_SHORT TASK_.
Reproduce the rows below word for word, from the first one through the one containing "series-point xyxy=(211,303,216,308)", with both of those included.

_RECORDS PROVIDED_.
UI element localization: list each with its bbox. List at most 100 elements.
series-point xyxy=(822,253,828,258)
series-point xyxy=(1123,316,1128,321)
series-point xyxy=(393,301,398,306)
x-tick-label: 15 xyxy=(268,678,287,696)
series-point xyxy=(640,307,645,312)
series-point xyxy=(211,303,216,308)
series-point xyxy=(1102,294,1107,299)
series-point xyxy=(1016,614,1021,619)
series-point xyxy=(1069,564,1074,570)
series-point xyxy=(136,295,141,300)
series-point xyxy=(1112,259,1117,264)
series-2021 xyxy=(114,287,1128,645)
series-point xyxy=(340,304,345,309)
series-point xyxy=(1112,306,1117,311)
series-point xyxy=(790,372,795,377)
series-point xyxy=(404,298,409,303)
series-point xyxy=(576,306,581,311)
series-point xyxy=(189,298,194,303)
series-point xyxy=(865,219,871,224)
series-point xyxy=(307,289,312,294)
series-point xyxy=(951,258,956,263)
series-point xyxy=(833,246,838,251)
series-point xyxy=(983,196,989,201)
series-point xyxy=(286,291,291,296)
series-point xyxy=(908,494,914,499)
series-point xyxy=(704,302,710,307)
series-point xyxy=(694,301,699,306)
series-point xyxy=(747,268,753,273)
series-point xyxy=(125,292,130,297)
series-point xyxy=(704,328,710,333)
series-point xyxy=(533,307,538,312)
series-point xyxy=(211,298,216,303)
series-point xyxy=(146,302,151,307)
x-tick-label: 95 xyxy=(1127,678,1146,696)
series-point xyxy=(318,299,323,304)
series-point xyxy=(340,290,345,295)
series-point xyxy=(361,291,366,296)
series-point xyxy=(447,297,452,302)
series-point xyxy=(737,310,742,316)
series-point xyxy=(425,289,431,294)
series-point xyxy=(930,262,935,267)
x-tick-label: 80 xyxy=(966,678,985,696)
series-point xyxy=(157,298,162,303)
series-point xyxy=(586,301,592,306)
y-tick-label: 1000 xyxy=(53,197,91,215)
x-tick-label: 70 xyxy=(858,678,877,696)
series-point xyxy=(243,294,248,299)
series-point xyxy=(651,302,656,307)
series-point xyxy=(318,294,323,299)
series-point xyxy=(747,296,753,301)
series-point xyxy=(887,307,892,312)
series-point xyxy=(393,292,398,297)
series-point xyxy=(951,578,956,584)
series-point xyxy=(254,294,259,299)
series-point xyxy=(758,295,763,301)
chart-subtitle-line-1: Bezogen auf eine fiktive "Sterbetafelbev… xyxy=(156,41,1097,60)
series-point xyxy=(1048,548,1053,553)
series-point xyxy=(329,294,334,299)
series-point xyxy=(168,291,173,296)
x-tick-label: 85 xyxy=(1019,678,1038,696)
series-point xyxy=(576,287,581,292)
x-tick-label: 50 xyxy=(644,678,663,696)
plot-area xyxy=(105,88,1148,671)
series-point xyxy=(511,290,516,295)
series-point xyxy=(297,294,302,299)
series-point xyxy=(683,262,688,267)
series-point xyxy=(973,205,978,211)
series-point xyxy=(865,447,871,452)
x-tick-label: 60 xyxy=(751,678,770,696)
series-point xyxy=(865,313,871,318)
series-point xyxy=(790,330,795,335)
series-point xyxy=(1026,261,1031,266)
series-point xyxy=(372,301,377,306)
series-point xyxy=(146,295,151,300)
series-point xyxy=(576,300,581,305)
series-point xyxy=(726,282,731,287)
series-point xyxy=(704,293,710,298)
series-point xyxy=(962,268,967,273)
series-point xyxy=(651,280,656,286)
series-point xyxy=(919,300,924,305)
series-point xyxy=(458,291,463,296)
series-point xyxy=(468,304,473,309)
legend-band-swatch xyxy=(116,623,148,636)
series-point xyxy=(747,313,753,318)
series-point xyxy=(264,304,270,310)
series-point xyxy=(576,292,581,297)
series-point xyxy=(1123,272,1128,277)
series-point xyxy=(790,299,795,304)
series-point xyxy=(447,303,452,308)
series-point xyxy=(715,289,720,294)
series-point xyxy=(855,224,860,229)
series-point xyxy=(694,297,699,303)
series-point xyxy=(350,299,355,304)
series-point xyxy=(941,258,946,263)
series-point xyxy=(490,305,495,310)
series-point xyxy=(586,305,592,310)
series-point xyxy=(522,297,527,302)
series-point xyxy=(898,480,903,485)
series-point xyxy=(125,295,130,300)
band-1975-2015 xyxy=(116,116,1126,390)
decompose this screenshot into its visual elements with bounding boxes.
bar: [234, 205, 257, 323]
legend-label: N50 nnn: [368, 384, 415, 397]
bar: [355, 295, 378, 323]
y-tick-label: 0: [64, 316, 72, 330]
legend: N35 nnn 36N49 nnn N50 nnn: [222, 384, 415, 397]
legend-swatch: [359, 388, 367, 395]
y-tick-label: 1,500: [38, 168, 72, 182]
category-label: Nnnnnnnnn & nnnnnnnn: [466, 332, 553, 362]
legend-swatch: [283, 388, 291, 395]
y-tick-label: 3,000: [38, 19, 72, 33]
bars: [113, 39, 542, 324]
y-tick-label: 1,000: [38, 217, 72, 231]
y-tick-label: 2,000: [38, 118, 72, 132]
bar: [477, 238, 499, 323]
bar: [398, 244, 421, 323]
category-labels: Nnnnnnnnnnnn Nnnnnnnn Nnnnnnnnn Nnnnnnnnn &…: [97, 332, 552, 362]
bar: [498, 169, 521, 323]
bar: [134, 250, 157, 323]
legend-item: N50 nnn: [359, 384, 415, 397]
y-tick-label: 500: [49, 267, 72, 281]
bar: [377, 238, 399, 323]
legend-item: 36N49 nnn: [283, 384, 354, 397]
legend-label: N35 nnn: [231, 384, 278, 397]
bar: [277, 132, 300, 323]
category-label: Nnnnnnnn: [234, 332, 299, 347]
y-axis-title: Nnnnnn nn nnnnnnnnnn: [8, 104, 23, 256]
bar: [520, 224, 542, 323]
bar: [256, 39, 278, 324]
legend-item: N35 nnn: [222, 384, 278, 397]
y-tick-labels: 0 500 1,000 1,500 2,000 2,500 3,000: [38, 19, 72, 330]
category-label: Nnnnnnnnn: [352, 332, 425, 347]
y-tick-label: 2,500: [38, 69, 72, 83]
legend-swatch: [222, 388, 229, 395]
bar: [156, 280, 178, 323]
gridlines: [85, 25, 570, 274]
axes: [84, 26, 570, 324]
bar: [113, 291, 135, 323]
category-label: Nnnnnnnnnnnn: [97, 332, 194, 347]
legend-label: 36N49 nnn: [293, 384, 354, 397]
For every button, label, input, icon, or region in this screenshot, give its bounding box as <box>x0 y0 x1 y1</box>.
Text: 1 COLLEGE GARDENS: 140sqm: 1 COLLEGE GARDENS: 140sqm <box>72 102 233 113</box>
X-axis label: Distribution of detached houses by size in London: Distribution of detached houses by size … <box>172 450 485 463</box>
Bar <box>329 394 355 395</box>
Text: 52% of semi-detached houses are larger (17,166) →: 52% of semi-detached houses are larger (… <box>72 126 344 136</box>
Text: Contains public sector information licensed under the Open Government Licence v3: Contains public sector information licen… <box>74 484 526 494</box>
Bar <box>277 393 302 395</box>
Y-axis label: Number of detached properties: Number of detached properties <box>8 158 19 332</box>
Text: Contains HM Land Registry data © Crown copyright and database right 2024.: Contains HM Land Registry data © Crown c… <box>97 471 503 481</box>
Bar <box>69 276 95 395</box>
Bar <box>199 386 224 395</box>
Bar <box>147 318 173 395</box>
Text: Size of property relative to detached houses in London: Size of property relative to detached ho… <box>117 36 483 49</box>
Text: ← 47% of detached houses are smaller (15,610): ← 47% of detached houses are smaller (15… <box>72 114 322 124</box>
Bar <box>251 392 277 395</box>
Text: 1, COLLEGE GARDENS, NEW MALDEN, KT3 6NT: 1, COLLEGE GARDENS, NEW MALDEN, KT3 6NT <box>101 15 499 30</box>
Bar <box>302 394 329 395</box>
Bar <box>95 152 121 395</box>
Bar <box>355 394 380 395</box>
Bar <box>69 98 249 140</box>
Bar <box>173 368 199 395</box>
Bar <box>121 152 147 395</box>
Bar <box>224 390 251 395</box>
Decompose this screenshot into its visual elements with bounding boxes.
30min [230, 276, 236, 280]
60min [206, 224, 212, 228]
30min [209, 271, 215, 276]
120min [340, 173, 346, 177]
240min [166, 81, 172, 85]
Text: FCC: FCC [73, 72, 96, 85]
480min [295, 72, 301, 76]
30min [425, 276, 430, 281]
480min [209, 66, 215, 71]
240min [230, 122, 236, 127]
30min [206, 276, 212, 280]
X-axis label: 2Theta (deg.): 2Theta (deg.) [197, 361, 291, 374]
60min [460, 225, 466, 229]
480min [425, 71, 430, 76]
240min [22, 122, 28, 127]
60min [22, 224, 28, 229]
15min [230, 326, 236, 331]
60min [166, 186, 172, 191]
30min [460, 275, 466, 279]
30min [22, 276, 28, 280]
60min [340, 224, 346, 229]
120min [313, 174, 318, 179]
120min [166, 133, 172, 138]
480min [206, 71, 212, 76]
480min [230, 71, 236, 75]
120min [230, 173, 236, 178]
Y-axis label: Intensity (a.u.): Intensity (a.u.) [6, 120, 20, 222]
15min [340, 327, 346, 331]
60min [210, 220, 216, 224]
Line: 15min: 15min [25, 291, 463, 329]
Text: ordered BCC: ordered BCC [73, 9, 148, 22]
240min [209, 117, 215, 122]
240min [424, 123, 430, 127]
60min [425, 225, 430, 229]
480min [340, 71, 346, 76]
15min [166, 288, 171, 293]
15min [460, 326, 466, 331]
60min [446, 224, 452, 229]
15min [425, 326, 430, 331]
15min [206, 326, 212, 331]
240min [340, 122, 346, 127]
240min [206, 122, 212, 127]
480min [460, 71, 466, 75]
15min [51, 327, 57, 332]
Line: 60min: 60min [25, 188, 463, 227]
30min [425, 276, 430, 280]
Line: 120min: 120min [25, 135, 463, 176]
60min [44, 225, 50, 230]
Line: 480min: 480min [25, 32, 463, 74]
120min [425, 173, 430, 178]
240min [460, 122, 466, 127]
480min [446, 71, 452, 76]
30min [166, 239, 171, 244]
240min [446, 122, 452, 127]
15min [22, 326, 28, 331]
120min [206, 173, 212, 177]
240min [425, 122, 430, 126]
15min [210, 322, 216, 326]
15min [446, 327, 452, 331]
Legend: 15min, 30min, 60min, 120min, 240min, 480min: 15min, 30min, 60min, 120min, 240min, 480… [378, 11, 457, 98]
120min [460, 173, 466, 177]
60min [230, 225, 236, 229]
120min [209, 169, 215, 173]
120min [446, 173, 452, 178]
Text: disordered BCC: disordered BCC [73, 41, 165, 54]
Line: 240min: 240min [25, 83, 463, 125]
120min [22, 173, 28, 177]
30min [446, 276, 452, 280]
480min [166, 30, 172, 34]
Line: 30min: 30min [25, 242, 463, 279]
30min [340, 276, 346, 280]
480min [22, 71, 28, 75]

_SOLVED PROBLEM_.
UI element localization: list each with its bbox. List at most 100 elements.
series-point xyxy=(822,253,828,258)
series-point xyxy=(1123,316,1128,321)
series-point xyxy=(393,301,398,306)
x-tick-label: 15 xyxy=(268,678,287,696)
series-point xyxy=(640,307,645,312)
series-point xyxy=(211,303,216,308)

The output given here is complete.